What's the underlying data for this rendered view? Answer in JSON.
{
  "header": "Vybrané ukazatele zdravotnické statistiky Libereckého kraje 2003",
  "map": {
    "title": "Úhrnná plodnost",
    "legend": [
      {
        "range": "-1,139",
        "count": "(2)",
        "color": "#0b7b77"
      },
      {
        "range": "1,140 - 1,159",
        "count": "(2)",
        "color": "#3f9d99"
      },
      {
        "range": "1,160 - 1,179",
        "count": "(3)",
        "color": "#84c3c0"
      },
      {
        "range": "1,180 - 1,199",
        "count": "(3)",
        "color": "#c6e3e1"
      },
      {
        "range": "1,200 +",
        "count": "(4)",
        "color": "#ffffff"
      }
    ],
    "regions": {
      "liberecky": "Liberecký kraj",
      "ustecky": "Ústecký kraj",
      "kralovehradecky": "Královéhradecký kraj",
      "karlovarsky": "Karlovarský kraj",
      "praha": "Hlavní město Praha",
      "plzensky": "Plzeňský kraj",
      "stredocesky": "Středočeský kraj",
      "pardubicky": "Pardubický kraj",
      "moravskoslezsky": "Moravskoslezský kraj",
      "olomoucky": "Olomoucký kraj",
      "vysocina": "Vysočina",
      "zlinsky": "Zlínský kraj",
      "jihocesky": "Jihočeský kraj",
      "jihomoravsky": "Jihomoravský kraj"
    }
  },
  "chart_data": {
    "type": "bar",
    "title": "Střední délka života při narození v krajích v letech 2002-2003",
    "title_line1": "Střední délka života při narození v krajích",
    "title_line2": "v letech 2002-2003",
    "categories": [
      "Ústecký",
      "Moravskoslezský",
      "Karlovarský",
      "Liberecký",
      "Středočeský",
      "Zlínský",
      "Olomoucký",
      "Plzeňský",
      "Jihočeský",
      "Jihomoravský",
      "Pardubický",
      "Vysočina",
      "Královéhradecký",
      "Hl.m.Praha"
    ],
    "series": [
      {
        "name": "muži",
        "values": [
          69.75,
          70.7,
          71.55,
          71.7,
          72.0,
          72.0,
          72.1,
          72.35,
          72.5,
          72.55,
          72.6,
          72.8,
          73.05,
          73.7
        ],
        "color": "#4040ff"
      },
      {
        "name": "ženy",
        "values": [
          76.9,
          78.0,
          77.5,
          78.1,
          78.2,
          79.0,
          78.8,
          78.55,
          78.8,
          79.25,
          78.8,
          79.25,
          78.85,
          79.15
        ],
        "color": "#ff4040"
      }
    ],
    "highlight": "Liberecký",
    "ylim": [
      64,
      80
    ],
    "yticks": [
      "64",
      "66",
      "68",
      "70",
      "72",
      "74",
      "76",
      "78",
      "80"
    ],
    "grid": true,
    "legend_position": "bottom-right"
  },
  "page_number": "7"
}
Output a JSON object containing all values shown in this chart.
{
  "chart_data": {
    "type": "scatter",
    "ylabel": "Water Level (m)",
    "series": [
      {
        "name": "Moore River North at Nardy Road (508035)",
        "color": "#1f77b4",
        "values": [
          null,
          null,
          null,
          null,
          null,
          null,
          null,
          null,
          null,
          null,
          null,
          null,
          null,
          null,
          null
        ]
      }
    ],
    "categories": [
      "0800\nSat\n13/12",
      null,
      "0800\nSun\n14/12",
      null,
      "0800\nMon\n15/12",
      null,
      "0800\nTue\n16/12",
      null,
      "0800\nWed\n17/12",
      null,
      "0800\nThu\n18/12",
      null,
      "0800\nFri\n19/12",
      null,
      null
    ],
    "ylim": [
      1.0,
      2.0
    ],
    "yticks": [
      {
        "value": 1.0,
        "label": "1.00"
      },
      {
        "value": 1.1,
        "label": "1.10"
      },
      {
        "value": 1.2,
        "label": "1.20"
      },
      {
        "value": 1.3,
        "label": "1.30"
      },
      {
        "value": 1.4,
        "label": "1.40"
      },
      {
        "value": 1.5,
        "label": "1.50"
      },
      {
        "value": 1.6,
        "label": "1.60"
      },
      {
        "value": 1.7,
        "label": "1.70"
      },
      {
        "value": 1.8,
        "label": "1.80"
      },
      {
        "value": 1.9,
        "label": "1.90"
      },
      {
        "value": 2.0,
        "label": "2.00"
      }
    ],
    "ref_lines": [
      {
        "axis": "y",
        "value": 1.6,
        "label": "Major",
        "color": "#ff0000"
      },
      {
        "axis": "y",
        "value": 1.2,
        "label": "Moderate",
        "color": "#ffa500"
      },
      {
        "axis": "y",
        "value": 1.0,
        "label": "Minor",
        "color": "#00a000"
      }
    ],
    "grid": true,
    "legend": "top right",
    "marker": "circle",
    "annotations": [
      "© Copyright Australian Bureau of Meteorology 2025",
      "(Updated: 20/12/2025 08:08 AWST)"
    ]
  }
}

#### [REQUIREMENT]
Give the number of lines in the entries above that include the string "Pardubický". No other output is expected.

#### [EXPECTED OUTPUT]
2